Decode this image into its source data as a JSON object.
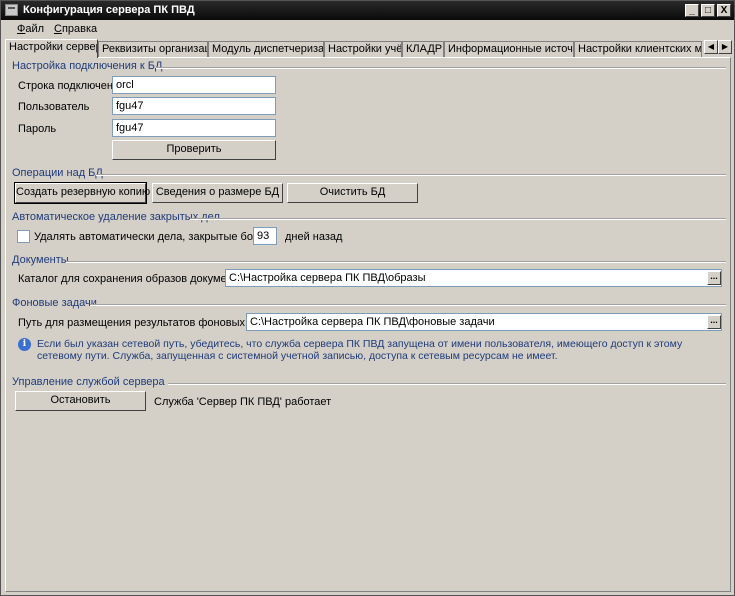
{
  "window": {
    "title": "Конфигурация сервера ПК ПВД",
    "controls": {
      "minimize": "_",
      "maximize": "□",
      "close": "X"
    }
  },
  "menu": {
    "file_rest": "айл",
    "file_accel": "Ф",
    "help_rest": "правка",
    "help_accel": "С"
  },
  "tabs": [
    {
      "label": "Настройки сервера",
      "active": true
    },
    {
      "label": "Реквизиты организации"
    },
    {
      "label": "Модуль диспетчеризации"
    },
    {
      "label": "Настройки учёта"
    },
    {
      "label": "КЛАДР"
    },
    {
      "label": "Информационные источники"
    },
    {
      "label": "Настройки клиентских мест"
    }
  ],
  "tab_scroll": {
    "left": "◀",
    "right": "▶"
  },
  "db": {
    "section": "Настройка подключения к БД",
    "connection_label": "Строка подключения",
    "connection_value": "orcl",
    "user_label": "Пользователь",
    "user_value": "fgu47",
    "password_label": "Пароль",
    "password_value": "fgu47",
    "check_button": "Проверить"
  },
  "ops": {
    "section": "Операции над БД",
    "backup_button": "Создать резервную копию",
    "size_button": "Сведения о размере БД",
    "clear_button": "Очистить БД"
  },
  "autodelete": {
    "section": "Автоматическое удаление закрытых дел",
    "checkbox_label": "Удалять автоматически дела, закрытые более",
    "days_value": "93",
    "days_suffix": "дней назад",
    "checked": false
  },
  "documents": {
    "section": "Документы",
    "catalog_label": "Каталог для сохранения образов документов",
    "catalog_value": "C:\\Настройка сервера ПК ПВД\\образы",
    "browse": "..."
  },
  "background": {
    "section": "Фоновые задачи",
    "path_label": "Путь для размещения результатов фоновых задач",
    "path_value": "C:\\Настройка сервера ПК ПВД\\фоновые задачи",
    "browse": "...",
    "info_icon": "info-icon",
    "info_text": "Если был указан сетевой путь, убедитесь, что служба сервера ПК ПВД запущена от имени пользователя, имеющего доступ к этому сетевому пути. Служба, запущенная с системной учетной записью, доступа к сетевым ресурсам не имеет."
  },
  "service": {
    "section": "Управление службой сервера",
    "stop_button": "Остановить",
    "status_text": "Служба 'Сервер ПК ПВД' работает"
  },
  "colors": {
    "section_text": "#1f3b7a",
    "info_icon": "#3b6fd0"
  }
}
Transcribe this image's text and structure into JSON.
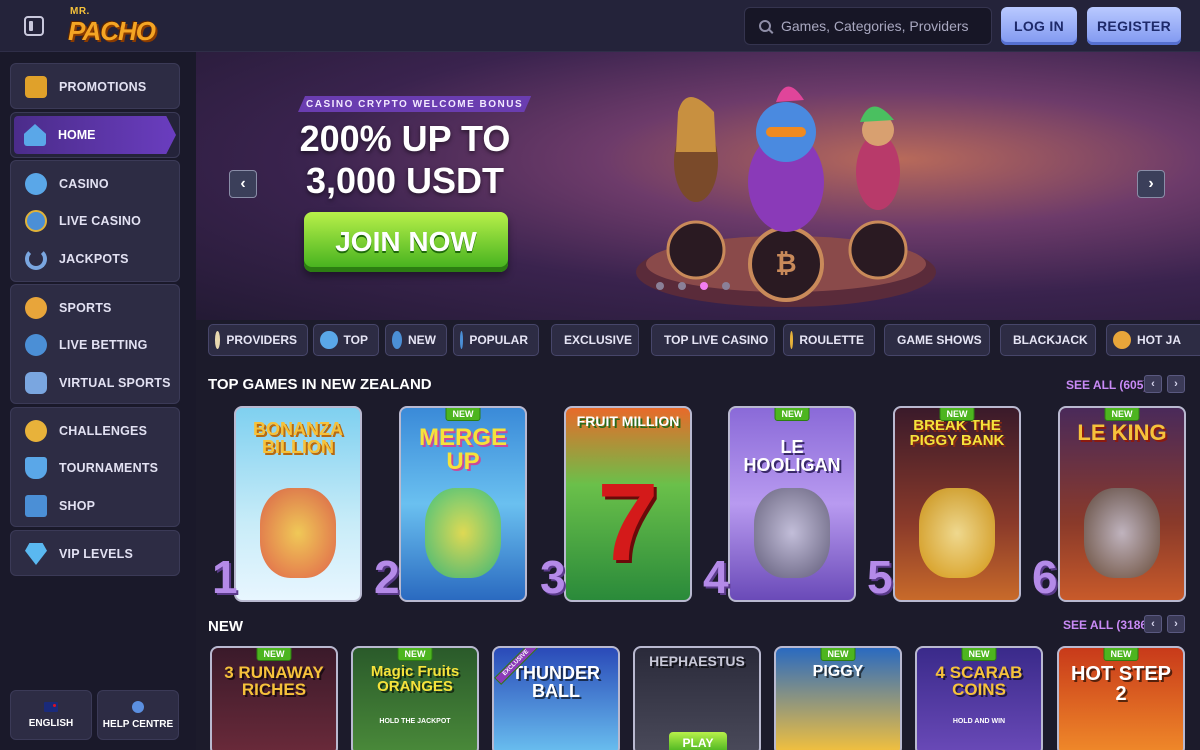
{
  "header": {
    "logo_top": "MR.",
    "logo_main": "PACHO",
    "search_placeholder": "Games, Categories, Providers",
    "login_label": "LOG IN",
    "register_label": "REGISTER"
  },
  "sidebar": {
    "promotions": "PROMOTIONS",
    "home": "HOME",
    "casino": "CASINO",
    "live_casino": "LIVE CASINO",
    "jackpots": "JACKPOTS",
    "sports": "SPORTS",
    "live_betting": "LIVE BETTING",
    "virtual_sports": "VIRTUAL SPORTS",
    "challenges": "CHALLENGES",
    "tournaments": "TOURNAMENTS",
    "shop": "SHOP",
    "vip_levels": "VIP LEVELS",
    "language": "ENGLISH",
    "help": "HELP CENTRE"
  },
  "banner": {
    "tag": "CASINO CRYPTO WELCOME BONUS",
    "title_line1": "200% UP TO",
    "title_line2": "3,000 USDT",
    "cta": "JOIN NOW",
    "slide_count": 4,
    "active_slide": 3
  },
  "categories": [
    "PROVIDERS",
    "TOP",
    "NEW",
    "POPULAR",
    "EXCLUSIVE",
    "TOP LIVE CASINO",
    "ROULETTE",
    "GAME SHOWS",
    "BLACKJACK",
    "HOT JA"
  ],
  "top_games": {
    "title": "TOP GAMES IN NEW ZEALAND",
    "see_all": "SEE ALL (605)",
    "games": [
      {
        "rank": "1",
        "name": "BONANZA BILLION",
        "new": ""
      },
      {
        "rank": "2",
        "name": "MERGE UP",
        "new": "NEW"
      },
      {
        "rank": "3",
        "name": "FRUIT MILLION",
        "new": ""
      },
      {
        "rank": "4",
        "name": "LE HOOLIGAN",
        "new": "NEW"
      },
      {
        "rank": "5",
        "name": "BREAK THE PIGGY BANK",
        "new": "NEW"
      },
      {
        "rank": "6",
        "name": "LE KING",
        "new": "NEW"
      }
    ]
  },
  "new_games": {
    "title": "NEW",
    "see_all": "SEE ALL (3186)",
    "badge": "NEW",
    "exclusive": "EXCLUSIVE",
    "play": "PLAY",
    "games": [
      "3 RUNAWAY RICHES",
      "Magic Fruits ORANGES",
      "THUNDER BALL",
      "HEPHAESTUS",
      "PIGGY",
      "4 SCARAB COINS",
      "HOT STEP 2"
    ],
    "sub_hold": "HOLD THE JACKPOT",
    "sub_holdwin": "HOLD AND WIN"
  },
  "colors": {
    "accent": "#6a3dbf",
    "cta_green": "#3fae1c",
    "link_purple": "#c98af6"
  }
}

**TASK REQUIREMENTS**
Omit the pictures and restate the rest of the records verbatim.

**RESPONSE TO THE EXERCISE**
Decode this image into its source data as a JSON object.
{
  "window": {
    "title": "Конфигурация сервера ПК ПВД",
    "controls": {
      "minimize": "_",
      "maximize": "□",
      "close": "X"
    }
  },
  "menu": {
    "file_rest": "айл",
    "file_accel": "Ф",
    "help_rest": "правка",
    "help_accel": "С"
  },
  "tabs": [
    {
      "label": "Настройки сервера",
      "active": true
    },
    {
      "label": "Реквизиты организации"
    },
    {
      "label": "Модуль диспетчеризации"
    },
    {
      "label": "Настройки учёта"
    },
    {
      "label": "КЛАДР"
    },
    {
      "label": "Информационные источники"
    },
    {
      "label": "Настройки клиентских мест"
    }
  ],
  "tab_scroll": {
    "left": "◀",
    "right": "▶"
  },
  "db": {
    "section": "Настройка подключения к БД",
    "connection_label": "Строка подключения",
    "connection_value": "orcl",
    "user_label": "Пользователь",
    "user_value": "fgu47",
    "password_label": "Пароль",
    "password_value": "fgu47",
    "check_button": "Проверить"
  },
  "ops": {
    "section": "Операции над БД",
    "backup_button": "Создать резервную копию",
    "size_button": "Сведения о размере БД",
    "clear_button": "Очистить БД"
  },
  "autodelete": {
    "section": "Автоматическое удаление закрытых дел",
    "checkbox_label": "Удалять автоматически дела, закрытые более",
    "days_value": "93",
    "days_suffix": "дней назад",
    "checked": false
  },
  "documents": {
    "section": "Документы",
    "catalog_label": "Каталог для сохранения образов документов",
    "catalog_value": "C:\\Настройка сервера ПК ПВД\\образы",
    "browse": "..."
  },
  "background": {
    "section": "Фоновые задачи",
    "path_label": "Путь для размещения результатов фоновых задач",
    "path_value": "C:\\Настройка сервера ПК ПВД\\фоновые задачи",
    "browse": "...",
    "info_icon": "info-icon",
    "info_text": "Если был указан сетевой путь, убедитесь, что служба сервера ПК ПВД запущена от имени пользователя, имеющего доступ к этому сетевому пути. Служба, запущенная с системной учетной записью, доступа к сетевым ресурсам не имеет."
  },
  "service": {
    "section": "Управление службой сервера",
    "stop_button": "Остановить",
    "status_text": "Служба 'Сервер ПК ПВД' работает"
  },
  "colors": {
    "section_text": "#1f3b7a",
    "info_icon": "#3b6fd0"
  }
}
Transcribe this image's text and structure into JSON.
{
  "header": {
    "logo_top": "MR.",
    "logo_main": "PACHO",
    "search_placeholder": "Games, Categories, Providers",
    "login_label": "LOG IN",
    "register_label": "REGISTER"
  },
  "sidebar": {
    "promotions": "PROMOTIONS",
    "home": "HOME",
    "casino": "CASINO",
    "live_casino": "LIVE CASINO",
    "jackpots": "JACKPOTS",
    "sports": "SPORTS",
    "live_betting": "LIVE BETTING",
    "virtual_sports": "VIRTUAL SPORTS",
    "challenges": "CHALLENGES",
    "tournaments": "TOURNAMENTS",
    "shop": "SHOP",
    "vip_levels": "VIP LEVELS",
    "language": "ENGLISH",
    "help": "HELP CENTRE"
  },
  "banner": {
    "tag": "CASINO CRYPTO WELCOME BONUS",
    "title_line1": "200% UP TO",
    "title_line2": "3,000 USDT",
    "cta": "JOIN NOW",
    "slide_count": 4,
    "active_slide": 3
  },
  "categories": [
    "PROVIDERS",
    "TOP",
    "NEW",
    "POPULAR",
    "EXCLUSIVE",
    "TOP LIVE CASINO",
    "ROULETTE",
    "GAME SHOWS",
    "BLACKJACK",
    "HOT JA"
  ],
  "top_games": {
    "title": "TOP GAMES IN NEW ZEALAND",
    "see_all": "SEE ALL (605)",
    "games": [
      {
        "rank": "1",
        "name": "BONANZA BILLION",
        "new": ""
      },
      {
        "rank": "2",
        "name": "MERGE UP",
        "new": "NEW"
      },
      {
        "rank": "3",
        "name": "FRUIT MILLION",
        "new": ""
      },
      {
        "rank": "4",
        "name": "LE HOOLIGAN",
        "new": "NEW"
      },
      {
        "rank": "5",
        "name": "BREAK THE PIGGY BANK",
        "new": "NEW"
      },
      {
        "rank": "6",
        "name": "LE KING",
        "new": "NEW"
      }
    ]
  },
  "new_games": {
    "title": "NEW",
    "see_all": "SEE ALL (3186)",
    "badge": "NEW",
    "exclusive": "EXCLUSIVE",
    "play": "PLAY",
    "games": [
      "3 RUNAWAY RICHES",
      "Magic Fruits ORANGES",
      "THUNDER BALL",
      "HEPHAESTUS",
      "PIGGY",
      "4 SCARAB COINS",
      "HOT STEP 2"
    ],
    "sub_hold": "HOLD THE JACKPOT",
    "sub_holdwin": "HOLD AND WIN"
  },
  "colors": {
    "accent": "#6a3dbf",
    "cta_green": "#3fae1c",
    "link_purple": "#c98af6"
  }
}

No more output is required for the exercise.